• _What this task involves_:
Write out each entry again. Keep every word exactly as it is.
## begin
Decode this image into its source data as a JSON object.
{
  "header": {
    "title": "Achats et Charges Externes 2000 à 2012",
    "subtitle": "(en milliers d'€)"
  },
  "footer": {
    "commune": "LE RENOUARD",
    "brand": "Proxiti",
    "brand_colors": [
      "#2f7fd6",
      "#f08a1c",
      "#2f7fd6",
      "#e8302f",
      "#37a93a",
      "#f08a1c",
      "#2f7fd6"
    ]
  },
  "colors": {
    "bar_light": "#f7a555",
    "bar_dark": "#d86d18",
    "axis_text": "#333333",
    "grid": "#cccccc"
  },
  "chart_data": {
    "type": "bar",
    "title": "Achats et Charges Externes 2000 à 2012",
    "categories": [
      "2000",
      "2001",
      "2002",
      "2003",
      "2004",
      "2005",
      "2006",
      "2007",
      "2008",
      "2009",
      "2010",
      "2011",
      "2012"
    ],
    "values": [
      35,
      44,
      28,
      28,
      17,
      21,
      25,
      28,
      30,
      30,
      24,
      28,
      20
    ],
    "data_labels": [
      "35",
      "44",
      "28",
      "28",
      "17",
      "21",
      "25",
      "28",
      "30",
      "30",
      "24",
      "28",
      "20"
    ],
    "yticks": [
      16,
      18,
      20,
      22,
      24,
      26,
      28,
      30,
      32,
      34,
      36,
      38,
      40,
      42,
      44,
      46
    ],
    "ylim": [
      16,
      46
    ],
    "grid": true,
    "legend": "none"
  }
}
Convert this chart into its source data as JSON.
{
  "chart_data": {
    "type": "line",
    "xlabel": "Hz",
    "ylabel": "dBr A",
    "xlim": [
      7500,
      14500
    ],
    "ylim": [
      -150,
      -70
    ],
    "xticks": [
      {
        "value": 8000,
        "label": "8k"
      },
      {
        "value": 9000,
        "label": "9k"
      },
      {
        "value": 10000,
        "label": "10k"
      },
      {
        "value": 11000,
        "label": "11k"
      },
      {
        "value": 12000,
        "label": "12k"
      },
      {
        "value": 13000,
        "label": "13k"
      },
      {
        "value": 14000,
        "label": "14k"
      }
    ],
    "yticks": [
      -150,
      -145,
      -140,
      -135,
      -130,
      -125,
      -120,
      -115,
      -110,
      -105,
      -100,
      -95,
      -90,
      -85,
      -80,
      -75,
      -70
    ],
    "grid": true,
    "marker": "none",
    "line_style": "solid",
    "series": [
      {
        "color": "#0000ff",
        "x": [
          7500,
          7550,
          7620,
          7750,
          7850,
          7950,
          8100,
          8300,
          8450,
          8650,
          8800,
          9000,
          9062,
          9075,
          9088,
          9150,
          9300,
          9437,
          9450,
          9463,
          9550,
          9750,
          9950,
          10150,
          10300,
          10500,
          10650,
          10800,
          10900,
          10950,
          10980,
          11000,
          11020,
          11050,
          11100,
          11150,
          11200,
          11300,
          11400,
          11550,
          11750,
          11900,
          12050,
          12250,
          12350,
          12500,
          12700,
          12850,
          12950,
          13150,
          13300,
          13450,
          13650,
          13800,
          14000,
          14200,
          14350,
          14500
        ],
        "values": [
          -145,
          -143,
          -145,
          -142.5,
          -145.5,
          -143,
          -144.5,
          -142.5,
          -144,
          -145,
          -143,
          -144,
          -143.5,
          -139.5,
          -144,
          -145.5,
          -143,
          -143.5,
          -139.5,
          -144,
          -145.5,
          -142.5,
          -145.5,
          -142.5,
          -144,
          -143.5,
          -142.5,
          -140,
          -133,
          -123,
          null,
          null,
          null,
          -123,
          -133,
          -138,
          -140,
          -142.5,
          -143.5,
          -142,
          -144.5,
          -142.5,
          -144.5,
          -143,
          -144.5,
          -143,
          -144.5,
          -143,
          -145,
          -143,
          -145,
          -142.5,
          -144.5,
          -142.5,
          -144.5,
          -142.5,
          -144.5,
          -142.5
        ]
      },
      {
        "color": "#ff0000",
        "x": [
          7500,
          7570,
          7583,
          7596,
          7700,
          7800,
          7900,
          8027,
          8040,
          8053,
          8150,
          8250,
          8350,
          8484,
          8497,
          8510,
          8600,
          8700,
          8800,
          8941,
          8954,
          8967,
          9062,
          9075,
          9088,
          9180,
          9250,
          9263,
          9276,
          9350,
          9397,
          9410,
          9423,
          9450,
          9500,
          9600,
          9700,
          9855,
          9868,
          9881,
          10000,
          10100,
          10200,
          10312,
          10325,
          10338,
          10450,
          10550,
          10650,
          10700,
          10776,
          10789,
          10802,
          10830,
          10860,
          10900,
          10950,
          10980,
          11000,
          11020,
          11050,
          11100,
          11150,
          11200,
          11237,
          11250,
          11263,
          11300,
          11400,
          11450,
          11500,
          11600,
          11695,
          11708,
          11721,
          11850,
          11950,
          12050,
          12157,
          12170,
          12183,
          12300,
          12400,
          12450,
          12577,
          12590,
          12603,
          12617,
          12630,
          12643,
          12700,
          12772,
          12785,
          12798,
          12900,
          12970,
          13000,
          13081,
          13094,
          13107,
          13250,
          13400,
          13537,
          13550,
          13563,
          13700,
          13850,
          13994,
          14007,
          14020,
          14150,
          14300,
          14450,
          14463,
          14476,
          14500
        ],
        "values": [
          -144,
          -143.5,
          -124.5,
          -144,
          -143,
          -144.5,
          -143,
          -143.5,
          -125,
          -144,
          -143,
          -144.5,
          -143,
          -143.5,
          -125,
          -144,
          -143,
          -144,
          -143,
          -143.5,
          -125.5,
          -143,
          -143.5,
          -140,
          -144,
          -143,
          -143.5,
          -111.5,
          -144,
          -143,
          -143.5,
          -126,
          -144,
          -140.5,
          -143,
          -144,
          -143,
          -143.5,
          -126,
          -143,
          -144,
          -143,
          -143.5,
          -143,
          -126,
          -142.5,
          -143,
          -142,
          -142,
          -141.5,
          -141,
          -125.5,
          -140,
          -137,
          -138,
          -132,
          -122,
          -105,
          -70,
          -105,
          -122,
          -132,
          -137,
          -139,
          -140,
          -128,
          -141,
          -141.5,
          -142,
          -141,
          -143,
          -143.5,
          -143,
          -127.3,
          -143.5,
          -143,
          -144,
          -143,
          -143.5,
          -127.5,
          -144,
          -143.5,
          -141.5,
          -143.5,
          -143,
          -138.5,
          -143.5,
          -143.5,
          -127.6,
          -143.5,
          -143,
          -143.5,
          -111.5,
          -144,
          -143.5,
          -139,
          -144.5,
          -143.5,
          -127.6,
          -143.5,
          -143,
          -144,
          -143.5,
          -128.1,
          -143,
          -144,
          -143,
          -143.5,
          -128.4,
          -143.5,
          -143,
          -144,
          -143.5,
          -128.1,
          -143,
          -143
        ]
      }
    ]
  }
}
## end
• _Answer in full_:
Decode this image into its source data as a JSON object.
{
  "header": {
    "title": "Achats et Charges Externes 2000 à 2012",
    "subtitle": "(en milliers d'€)"
  },
  "footer": {
    "commune": "LE RENOUARD",
    "brand": "Proxiti",
    "brand_colors": [
      "#2f7fd6",
      "#f08a1c",
      "#2f7fd6",
      "#e8302f",
      "#37a93a",
      "#f08a1c",
      "#2f7fd6"
    ]
  },
  "colors": {
    "bar_light": "#f7a555",
    "bar_dark": "#d86d18",
    "axis_text": "#333333",
    "grid": "#cccccc"
  },
  "chart_data": {
    "type": "bar",
    "title": "Achats et Charges Externes 2000 à 2012",
    "categories": [
      "2000",
      "2001",
      "2002",
      "2003",
      "2004",
      "2005",
      "2006",
      "2007",
      "2008",
      "2009",
      "2010",
      "2011",
      "2012"
    ],
    "values": [
      35,
      44,
      28,
      28,
      17,
      21,
      25,
      28,
      30,
      30,
      24,
      28,
      20
    ],
    "data_labels": [
      "35",
      "44",
      "28",
      "28",
      "17",
      "21",
      "25",
      "28",
      "30",
      "30",
      "24",
      "28",
      "20"
    ],
    "yticks": [
      16,
      18,
      20,
      22,
      24,
      26,
      28,
      30,
      32,
      34,
      36,
      38,
      40,
      42,
      44,
      46
    ],
    "ylim": [
      16,
      46
    ],
    "grid": true,
    "legend": "none"
  }
}
Convert this chart into its source data as JSON.
{
  "chart_data": {
    "type": "line",
    "xlabel": "Hz",
    "ylabel": "dBr A",
    "xlim": [
      7500,
      14500
    ],
    "ylim": [
      -150,
      -70
    ],
    "xticks": [
      {
        "value": 8000,
        "label": "8k"
      },
      {
        "value": 9000,
        "label": "9k"
      },
      {
        "value": 10000,
        "label": "10k"
      },
      {
        "value": 11000,
        "label": "11k"
      },
      {
        "value": 12000,
        "label": "12k"
      },
      {
        "value": 13000,
        "label": "13k"
      },
      {
        "value": 14000,
        "label": "14k"
      }
    ],
    "yticks": [
      -150,
      -145,
      -140,
      -135,
      -130,
      -125,
      -120,
      -115,
      -110,
      -105,
      -100,
      -95,
      -90,
      -85,
      -80,
      -75,
      -70
    ],
    "grid": true,
    "marker": "none",
    "line_style": "solid",
    "series": [
      {
        "color": "#0000ff",
        "x": [
          7500,
          7550,
          7620,
          7750,
          7850,
          7950,
          8100,
          8300,
          8450,
          8650,
          8800,
          9000,
          9062,
          9075,
          9088,
          9150,
          9300,
          9437,
          9450,
          9463,
          9550,
          9750,
          9950,
          10150,
          10300,
          10500,
          10650,
          10800,
          10900,
          10950,
          10980,
          11000,
          11020,
          11050,
          11100,
          11150,
          11200,
          11300,
          11400,
          11550,
          11750,
          11900,
          12050,
          12250,
          12350,
          12500,
          12700,
          12850,
          12950,
          13150,
          13300,
          13450,
          13650,
          13800,
          14000,
          14200,
          14350,
          14500
        ],
        "values": [
          -145,
          -143,
          -145,
          -142.5,
          -145.5,
          -143,
          -144.5,
          -142.5,
          -144,
          -145,
          -143,
          -144,
          -143.5,
          -139.5,
          -144,
          -145.5,
          -143,
          -143.5,
          -139.5,
          -144,
          -145.5,
          -142.5,
          -145.5,
          -142.5,
          -144,
          -143.5,
          -142.5,
          -140,
          -133,
          -123,
          null,
          null,
          null,
          -123,
          -133,
          -138,
          -140,
          -142.5,
          -143.5,
          -142,
          -144.5,
          -142.5,
          -144.5,
          -143,
          -144.5,
          -143,
          -144.5,
          -143,
          -145,
          -143,
          -145,
          -142.5,
          -144.5,
          -142.5,
          -144.5,
          -142.5,
          -144.5,
          -142.5
        ]
      },
      {
        "color": "#ff0000",
        "x": [
          7500,
          7570,
          7583,
          7596,
          7700,
          7800,
          7900,
          8027,
          8040,
          8053,
          8150,
          8250,
          8350,
          8484,
          8497,
          8510,
          8600,
          8700,
          8800,
          8941,
          8954,
          8967,
          9062,
          9075,
          9088,
          9180,
          9250,
          9263,
          9276,
          9350,
          9397,
          9410,
          9423,
          9450,
          9500,
          9600,
          9700,
          9855,
          9868,
          9881,
          10000,
          10100,
          10200,
          10312,
          10325,
          10338,
          10450,
          10550,
          10650,
          10700,
          10776,
          10789,
          10802,
          10830,
          10860,
          10900,
          10950,
          10980,
          11000,
          11020,
          11050,
          11100,
          11150,
          11200,
          11237,
          11250,
          11263,
          11300,
          11400,
          11450,
          11500,
          11600,
          11695,
          11708,
          11721,
          11850,
          11950,
          12050,
          12157,
          12170,
          12183,
          12300,
          12400,
          12450,
          12577,
          12590,
          12603,
          12617,
          12630,
          12643,
          12700,
          12772,
          12785,
          12798,
          12900,
          12970,
          13000,
          13081,
          13094,
          13107,
          13250,
          13400,
          13537,
          13550,
          13563,
          13700,
          13850,
          13994,
          14007,
          14020,
          14150,
          14300,
          14450,
          14463,
          14476,
          14500
        ],
        "values": [
          -144,
          -143.5,
          -124.5,
          -144,
          -143,
          -144.5,
          -143,
          -143.5,
          -125,
          -144,
          -143,
          -144.5,
          -143,
          -143.5,
          -125,
          -144,
          -143,
          -144,
          -143,
          -143.5,
          -125.5,
          -143,
          -143.5,
          -140,
          -144,
          -143,
          -143.5,
          -111.5,
          -144,
          -143,
          -143.5,
          -126,
          -144,
          -140.5,
          -143,
          -144,
          -143,
          -143.5,
          -126,
          -143,
          -144,
          -143,
          -143.5,
          -143,
          -126,
          -142.5,
          -143,
          -142,
          -142,
          -141.5,
          -141,
          -125.5,
          -140,
          -137,
          -138,
          -132,
          -122,
          -105,
          -70,
          -105,
          -122,
          -132,
          -137,
          -139,
          -140,
          -128,
          -141,
          -141.5,
          -142,
          -141,
          -143,
          -143.5,
          -143,
          -127.3,
          -143.5,
          -143,
          -144,
          -143,
          -143.5,
          -127.5,
          -144,
          -143.5,
          -141.5,
          -143.5,
          -143,
          -138.5,
          -143.5,
          -143.5,
          -127.6,
          -143.5,
          -143,
          -143.5,
          -111.5,
          -144,
          -143.5,
          -139,
          -144.5,
          -143.5,
          -127.6,
          -143.5,
          -143,
          -144,
          -143.5,
          -128.1,
          -143,
          -144,
          -143,
          -143.5,
          -128.4,
          -143.5,
          -143,
          -144,
          -143.5,
          -128.1,
          -143,
          -143
        ]
      }
    ]
  }
}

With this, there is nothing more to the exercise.